### INSTRUCTIONS FOR THE TASK
Give every entry again, unchanged, and leave its images out.

### RECORD LIST
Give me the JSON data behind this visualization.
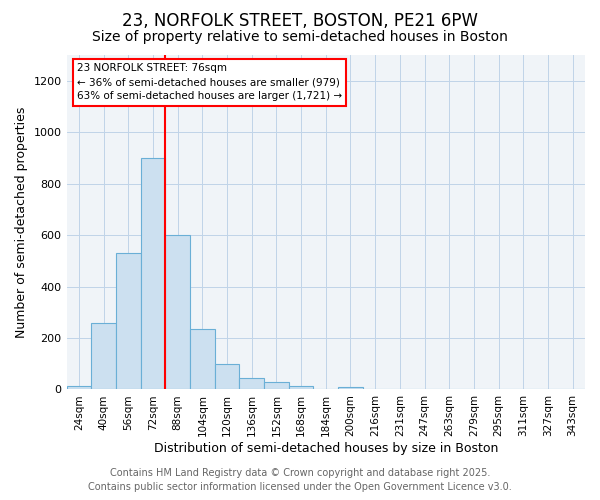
{
  "title1": "23, NORFOLK STREET, BOSTON, PE21 6PW",
  "title2": "Size of property relative to semi-detached houses in Boston",
  "xlabel": "Distribution of semi-detached houses by size in Boston",
  "ylabel": "Number of semi-detached properties",
  "categories": [
    "24sqm",
    "40sqm",
    "56sqm",
    "72sqm",
    "88sqm",
    "104sqm",
    "120sqm",
    "136sqm",
    "152sqm",
    "168sqm",
    "184sqm",
    "200sqm",
    "216sqm",
    "231sqm",
    "247sqm",
    "263sqm",
    "279sqm",
    "295sqm",
    "311sqm",
    "327sqm",
    "343sqm"
  ],
  "values": [
    15,
    260,
    530,
    900,
    600,
    235,
    100,
    45,
    30,
    15,
    0,
    10,
    0,
    0,
    0,
    0,
    0,
    0,
    0,
    0,
    0
  ],
  "bar_color": "#cce0f0",
  "bar_edge_color": "#6aafd6",
  "red_line_x": 3.5,
  "ylim": [
    0,
    1300
  ],
  "yticks": [
    0,
    200,
    400,
    600,
    800,
    1000,
    1200
  ],
  "annotation_title": "23 NORFOLK STREET: 76sqm",
  "annotation_line1": "← 36% of semi-detached houses are smaller (979)",
  "annotation_line2": "63% of semi-detached houses are larger (1,721) →",
  "footer1": "Contains HM Land Registry data © Crown copyright and database right 2025.",
  "footer2": "Contains public sector information licensed under the Open Government Licence v3.0.",
  "bg_color": "#f0f4f8",
  "grid_color": "#c0d4e8",
  "title1_fontsize": 12,
  "title2_fontsize": 10,
  "axis_label_fontsize": 9,
  "tick_fontsize": 7.5,
  "annotation_fontsize": 7.5,
  "footer_fontsize": 7
}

### EXERCISE OUTPUT
Give me the JSON data behind this visualization.
{
  "title1": "23, NORFOLK STREET, BOSTON, PE21 6PW",
  "title2": "Size of property relative to semi-detached houses in Boston",
  "xlabel": "Distribution of semi-detached houses by size in Boston",
  "ylabel": "Number of semi-detached properties",
  "categories": [
    "24sqm",
    "40sqm",
    "56sqm",
    "72sqm",
    "88sqm",
    "104sqm",
    "120sqm",
    "136sqm",
    "152sqm",
    "168sqm",
    "184sqm",
    "200sqm",
    "216sqm",
    "231sqm",
    "247sqm",
    "263sqm",
    "279sqm",
    "295sqm",
    "311sqm",
    "327sqm",
    "343sqm"
  ],
  "values": [
    15,
    260,
    530,
    900,
    600,
    235,
    100,
    45,
    30,
    15,
    0,
    10,
    0,
    0,
    0,
    0,
    0,
    0,
    0,
    0,
    0
  ],
  "bar_color": "#cce0f0",
  "bar_edge_color": "#6aafd6",
  "red_line_x": 3.5,
  "ylim": [
    0,
    1300
  ],
  "yticks": [
    0,
    200,
    400,
    600,
    800,
    1000,
    1200
  ],
  "annotation_title": "23 NORFOLK STREET: 76sqm",
  "annotation_line1": "← 36% of semi-detached houses are smaller (979)",
  "annotation_line2": "63% of semi-detached houses are larger (1,721) →",
  "footer1": "Contains HM Land Registry data © Crown copyright and database right 2025.",
  "footer2": "Contains public sector information licensed under the Open Government Licence v3.0.",
  "bg_color": "#f0f4f8",
  "grid_color": "#c0d4e8",
  "title1_fontsize": 12,
  "title2_fontsize": 10,
  "axis_label_fontsize": 9,
  "tick_fontsize": 7.5,
  "annotation_fontsize": 7.5,
  "footer_fontsize": 7
}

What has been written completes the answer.